* Aim of the task *
All entries must be extracted exactly, with nothing added or dropped.

(Data records)
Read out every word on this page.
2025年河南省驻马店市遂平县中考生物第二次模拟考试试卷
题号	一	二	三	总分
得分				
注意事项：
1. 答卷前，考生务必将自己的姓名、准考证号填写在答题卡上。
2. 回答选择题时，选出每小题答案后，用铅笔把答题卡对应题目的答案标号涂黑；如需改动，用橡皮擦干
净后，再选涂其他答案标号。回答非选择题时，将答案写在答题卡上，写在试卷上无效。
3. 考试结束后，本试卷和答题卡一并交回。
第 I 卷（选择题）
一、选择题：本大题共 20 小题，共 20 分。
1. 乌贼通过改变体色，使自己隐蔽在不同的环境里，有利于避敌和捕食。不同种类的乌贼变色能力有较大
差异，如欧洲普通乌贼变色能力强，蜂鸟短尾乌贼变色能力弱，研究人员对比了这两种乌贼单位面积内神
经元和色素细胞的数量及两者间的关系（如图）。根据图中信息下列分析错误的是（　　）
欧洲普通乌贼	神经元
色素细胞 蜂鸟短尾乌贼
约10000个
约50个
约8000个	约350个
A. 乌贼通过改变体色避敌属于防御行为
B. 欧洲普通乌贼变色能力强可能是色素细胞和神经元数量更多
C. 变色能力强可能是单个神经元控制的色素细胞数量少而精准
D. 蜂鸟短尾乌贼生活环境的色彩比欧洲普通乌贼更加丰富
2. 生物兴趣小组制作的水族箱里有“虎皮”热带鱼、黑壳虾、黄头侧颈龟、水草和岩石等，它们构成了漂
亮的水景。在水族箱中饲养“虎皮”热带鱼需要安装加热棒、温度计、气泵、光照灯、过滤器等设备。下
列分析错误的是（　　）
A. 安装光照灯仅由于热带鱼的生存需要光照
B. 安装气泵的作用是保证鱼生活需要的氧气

* Problem solution *
Read out every word on this page.
2025年河南省驻马店市遂平县中考生物第二次模拟考试试卷
题号	一	二	三	总分
得分				
注意事项：
1. 答卷前，考生务必将自己的姓名、准考证号填写在答题卡上。
2. 回答选择题时，选出每小题答案后，用铅笔把答题卡对应题目的答案标号涂黑；如需改动，用橡皮擦干
净后，再选涂其他答案标号。回答非选择题时，将答案写在答题卡上，写在试卷上无效。
3. 考试结束后，本试卷和答题卡一并交回。
第 I 卷（选择题）
一、选择题：本大题共 20 小题，共 20 分。
1. 乌贼通过改变体色，使自己隐蔽在不同的环境里，有利于避敌和捕食。不同种类的乌贼变色能力有较大
差异，如欧洲普通乌贼变色能力强，蜂鸟短尾乌贼变色能力弱，研究人员对比了这两种乌贼单位面积内神
经元和色素细胞的数量及两者间的关系（如图）。根据图中信息下列分析错误的是（　　）
欧洲普通乌贼	神经元
色素细胞 蜂鸟短尾乌贼
约10000个
约50个
约8000个	约350个
A. 乌贼通过改变体色避敌属于防御行为
B. 欧洲普通乌贼变色能力强可能是色素细胞和神经元数量更多
C. 变色能力强可能是单个神经元控制的色素细胞数量少而精准
D. 蜂鸟短尾乌贼生活环境的色彩比欧洲普通乌贼更加丰富
2. 生物兴趣小组制作的水族箱里有“虎皮”热带鱼、黑壳虾、黄头侧颈龟、水草和岩石等，它们构成了漂
亮的水景。在水族箱中饲养“虎皮”热带鱼需要安装加热棒、温度计、气泵、光照灯、过滤器等设备。下
列分析错误的是（　　）
A. 安装光照灯仅由于热带鱼的生存需要光照
B. 安装气泵的作用是保证鱼生活需要的氧气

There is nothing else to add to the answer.